Records provided:
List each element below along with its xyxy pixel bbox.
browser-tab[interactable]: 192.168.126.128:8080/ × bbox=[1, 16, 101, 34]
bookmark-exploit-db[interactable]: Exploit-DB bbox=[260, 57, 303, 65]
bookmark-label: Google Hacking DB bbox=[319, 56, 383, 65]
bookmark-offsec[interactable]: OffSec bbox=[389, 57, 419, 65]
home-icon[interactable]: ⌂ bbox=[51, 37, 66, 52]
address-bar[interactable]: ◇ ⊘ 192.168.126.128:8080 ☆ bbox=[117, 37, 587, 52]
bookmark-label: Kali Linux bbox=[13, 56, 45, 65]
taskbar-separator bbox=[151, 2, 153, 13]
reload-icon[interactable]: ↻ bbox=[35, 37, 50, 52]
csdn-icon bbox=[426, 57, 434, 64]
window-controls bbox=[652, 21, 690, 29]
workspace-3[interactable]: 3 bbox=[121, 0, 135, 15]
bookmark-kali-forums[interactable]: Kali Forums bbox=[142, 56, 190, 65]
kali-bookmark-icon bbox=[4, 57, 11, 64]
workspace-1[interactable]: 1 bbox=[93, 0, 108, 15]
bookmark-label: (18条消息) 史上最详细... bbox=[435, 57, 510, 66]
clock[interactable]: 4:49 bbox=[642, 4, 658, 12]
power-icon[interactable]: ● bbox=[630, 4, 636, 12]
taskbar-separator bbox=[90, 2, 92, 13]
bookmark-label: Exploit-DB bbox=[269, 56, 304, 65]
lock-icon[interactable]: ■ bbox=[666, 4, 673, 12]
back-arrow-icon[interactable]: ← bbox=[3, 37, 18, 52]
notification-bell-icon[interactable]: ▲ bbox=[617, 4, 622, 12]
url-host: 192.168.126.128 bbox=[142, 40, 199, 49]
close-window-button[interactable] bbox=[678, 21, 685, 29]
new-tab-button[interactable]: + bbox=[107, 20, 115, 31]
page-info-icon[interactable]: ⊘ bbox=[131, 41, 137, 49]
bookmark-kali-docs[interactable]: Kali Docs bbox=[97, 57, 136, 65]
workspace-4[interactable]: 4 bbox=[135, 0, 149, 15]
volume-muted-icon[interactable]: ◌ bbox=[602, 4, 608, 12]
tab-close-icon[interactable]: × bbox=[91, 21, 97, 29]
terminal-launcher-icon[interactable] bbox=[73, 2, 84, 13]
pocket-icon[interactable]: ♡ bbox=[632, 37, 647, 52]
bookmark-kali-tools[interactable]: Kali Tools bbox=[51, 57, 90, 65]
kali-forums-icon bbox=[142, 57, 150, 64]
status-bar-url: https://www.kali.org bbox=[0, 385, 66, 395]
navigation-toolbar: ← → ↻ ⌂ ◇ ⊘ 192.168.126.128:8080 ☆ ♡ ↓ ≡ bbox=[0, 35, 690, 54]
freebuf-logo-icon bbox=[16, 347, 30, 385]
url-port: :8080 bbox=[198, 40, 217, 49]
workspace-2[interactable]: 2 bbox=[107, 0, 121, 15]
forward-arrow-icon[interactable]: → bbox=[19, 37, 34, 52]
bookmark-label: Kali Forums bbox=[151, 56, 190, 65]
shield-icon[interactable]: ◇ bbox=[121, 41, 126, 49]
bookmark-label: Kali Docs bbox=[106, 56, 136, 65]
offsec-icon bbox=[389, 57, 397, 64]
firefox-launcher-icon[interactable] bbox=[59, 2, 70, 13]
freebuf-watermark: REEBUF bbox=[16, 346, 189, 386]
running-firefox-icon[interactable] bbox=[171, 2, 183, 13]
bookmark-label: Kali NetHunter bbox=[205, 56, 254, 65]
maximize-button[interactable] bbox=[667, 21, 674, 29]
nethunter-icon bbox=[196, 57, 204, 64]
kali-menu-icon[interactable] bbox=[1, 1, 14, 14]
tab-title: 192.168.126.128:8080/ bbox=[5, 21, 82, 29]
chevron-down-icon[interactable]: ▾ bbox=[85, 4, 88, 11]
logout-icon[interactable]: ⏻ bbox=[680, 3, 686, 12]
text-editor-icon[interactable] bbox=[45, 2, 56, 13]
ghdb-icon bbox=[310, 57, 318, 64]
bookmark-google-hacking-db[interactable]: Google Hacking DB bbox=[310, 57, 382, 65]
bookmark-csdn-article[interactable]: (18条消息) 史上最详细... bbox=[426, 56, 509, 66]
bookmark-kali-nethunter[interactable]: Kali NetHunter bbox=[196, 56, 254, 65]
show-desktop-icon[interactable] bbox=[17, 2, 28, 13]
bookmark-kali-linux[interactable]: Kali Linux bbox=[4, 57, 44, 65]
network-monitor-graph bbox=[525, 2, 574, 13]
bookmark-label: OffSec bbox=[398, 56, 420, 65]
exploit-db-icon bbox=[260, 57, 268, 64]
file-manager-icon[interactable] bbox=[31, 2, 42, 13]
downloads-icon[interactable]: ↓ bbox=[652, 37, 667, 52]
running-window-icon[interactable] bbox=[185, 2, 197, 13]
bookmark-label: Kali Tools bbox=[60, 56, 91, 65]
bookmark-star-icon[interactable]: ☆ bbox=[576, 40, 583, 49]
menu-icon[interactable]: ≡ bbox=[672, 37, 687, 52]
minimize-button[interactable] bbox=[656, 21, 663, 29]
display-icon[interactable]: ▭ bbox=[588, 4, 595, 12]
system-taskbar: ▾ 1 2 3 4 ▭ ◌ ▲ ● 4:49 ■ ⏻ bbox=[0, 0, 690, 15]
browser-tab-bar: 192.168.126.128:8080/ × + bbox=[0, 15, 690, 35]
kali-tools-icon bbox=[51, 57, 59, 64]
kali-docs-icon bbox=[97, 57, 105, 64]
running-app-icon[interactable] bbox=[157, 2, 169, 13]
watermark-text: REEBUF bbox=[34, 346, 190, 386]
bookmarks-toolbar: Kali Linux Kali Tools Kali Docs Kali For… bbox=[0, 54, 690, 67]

Stated task: Reproduce every row above verbatim, in its original order.

The response:
List each element below along with its xyxy pixel bbox.
browser-tab[interactable]: 192.168.126.128:8080/ × bbox=[1, 16, 101, 34]
bookmark-exploit-db[interactable]: Exploit-DB bbox=[260, 57, 303, 65]
bookmark-label: Google Hacking DB bbox=[319, 56, 383, 65]
bookmark-offsec[interactable]: OffSec bbox=[389, 57, 419, 65]
home-icon[interactable]: ⌂ bbox=[51, 37, 66, 52]
address-bar[interactable]: ◇ ⊘ 192.168.126.128:8080 ☆ bbox=[117, 37, 587, 52]
bookmark-label: Kali Linux bbox=[13, 56, 45, 65]
taskbar-separator bbox=[151, 2, 153, 13]
reload-icon[interactable]: ↻ bbox=[35, 37, 50, 52]
csdn-icon bbox=[426, 57, 434, 64]
window-controls bbox=[652, 21, 690, 29]
workspace-3[interactable]: 3 bbox=[121, 0, 135, 15]
bookmark-kali-forums[interactable]: Kali Forums bbox=[142, 56, 190, 65]
kali-bookmark-icon bbox=[4, 57, 11, 64]
workspace-1[interactable]: 1 bbox=[93, 0, 108, 15]
bookmark-label: (18条消息) 史上最详细... bbox=[435, 57, 510, 66]
clock[interactable]: 4:49 bbox=[642, 4, 658, 12]
power-icon[interactable]: ● bbox=[630, 4, 636, 12]
taskbar-separator bbox=[90, 2, 92, 13]
bookmark-label: Exploit-DB bbox=[269, 56, 304, 65]
lock-icon[interactable]: ■ bbox=[666, 4, 673, 12]
back-arrow-icon[interactable]: ← bbox=[3, 37, 18, 52]
notification-bell-icon[interactable]: ▲ bbox=[617, 4, 622, 12]
url-host: 192.168.126.128 bbox=[142, 40, 199, 49]
close-window-button[interactable] bbox=[678, 21, 685, 29]
new-tab-button[interactable]: + bbox=[107, 20, 115, 31]
page-info-icon[interactable]: ⊘ bbox=[131, 41, 137, 49]
bookmark-kali-docs[interactable]: Kali Docs bbox=[97, 57, 136, 65]
workspace-4[interactable]: 4 bbox=[135, 0, 149, 15]
volume-muted-icon[interactable]: ◌ bbox=[602, 4, 608, 12]
tab-close-icon[interactable]: × bbox=[91, 21, 97, 29]
terminal-launcher-icon[interactable] bbox=[73, 2, 84, 13]
pocket-icon[interactable]: ♡ bbox=[632, 37, 647, 52]
bookmark-kali-tools[interactable]: Kali Tools bbox=[51, 57, 90, 65]
kali-forums-icon bbox=[142, 57, 150, 64]
status-bar-url: https://www.kali.org bbox=[0, 385, 66, 395]
navigation-toolbar: ← → ↻ ⌂ ◇ ⊘ 192.168.126.128:8080 ☆ ♡ ↓ ≡ bbox=[0, 35, 690, 54]
freebuf-logo-icon bbox=[16, 347, 30, 385]
url-port: :8080 bbox=[198, 40, 217, 49]
workspace-2[interactable]: 2 bbox=[107, 0, 121, 15]
forward-arrow-icon[interactable]: → bbox=[19, 37, 34, 52]
bookmark-label: Kali Forums bbox=[151, 56, 190, 65]
shield-icon[interactable]: ◇ bbox=[121, 41, 126, 49]
bookmark-label: Kali Docs bbox=[106, 56, 136, 65]
offsec-icon bbox=[389, 57, 397, 64]
firefox-launcher-icon[interactable] bbox=[59, 2, 70, 13]
freebuf-watermark: REEBUF bbox=[16, 346, 189, 386]
running-firefox-icon[interactable] bbox=[171, 2, 183, 13]
bookmark-label: Kali NetHunter bbox=[205, 56, 254, 65]
maximize-button[interactable] bbox=[667, 21, 674, 29]
nethunter-icon bbox=[196, 57, 204, 64]
kali-menu-icon[interactable] bbox=[1, 1, 14, 14]
tab-title: 192.168.126.128:8080/ bbox=[5, 21, 82, 29]
chevron-down-icon[interactable]: ▾ bbox=[85, 4, 88, 11]
logout-icon[interactable]: ⏻ bbox=[680, 3, 686, 12]
text-editor-icon[interactable] bbox=[45, 2, 56, 13]
ghdb-icon bbox=[310, 57, 318, 64]
bookmark-google-hacking-db[interactable]: Google Hacking DB bbox=[310, 57, 382, 65]
bookmark-csdn-article[interactable]: (18条消息) 史上最详细... bbox=[426, 56, 509, 66]
bookmark-kali-nethunter[interactable]: Kali NetHunter bbox=[196, 56, 254, 65]
show-desktop-icon[interactable] bbox=[17, 2, 28, 13]
bookmark-kali-linux[interactable]: Kali Linux bbox=[4, 57, 44, 65]
network-monitor-graph bbox=[525, 2, 574, 13]
bookmark-label: OffSec bbox=[398, 56, 420, 65]
exploit-db-icon bbox=[260, 57, 268, 64]
file-manager-icon[interactable] bbox=[31, 2, 42, 13]
downloads-icon[interactable]: ↓ bbox=[652, 37, 667, 52]
running-window-icon[interactable] bbox=[185, 2, 197, 13]
bookmark-label: Kali Tools bbox=[60, 56, 91, 65]
bookmark-star-icon[interactable]: ☆ bbox=[576, 40, 583, 49]
menu-icon[interactable]: ≡ bbox=[672, 37, 687, 52]
minimize-button[interactable] bbox=[656, 21, 663, 29]
display-icon[interactable]: ▭ bbox=[588, 4, 595, 12]
system-taskbar: ▾ 1 2 3 4 ▭ ◌ ▲ ● 4:49 ■ ⏻ bbox=[0, 0, 690, 15]
browser-tab-bar: 192.168.126.128:8080/ × + bbox=[0, 15, 690, 35]
kali-tools-icon bbox=[51, 57, 59, 64]
kali-docs-icon bbox=[97, 57, 105, 64]
running-app-icon[interactable] bbox=[157, 2, 169, 13]
watermark-text: REEBUF bbox=[34, 346, 190, 386]
bookmarks-toolbar: Kali Linux Kali Tools Kali Docs Kali For… bbox=[0, 54, 690, 67]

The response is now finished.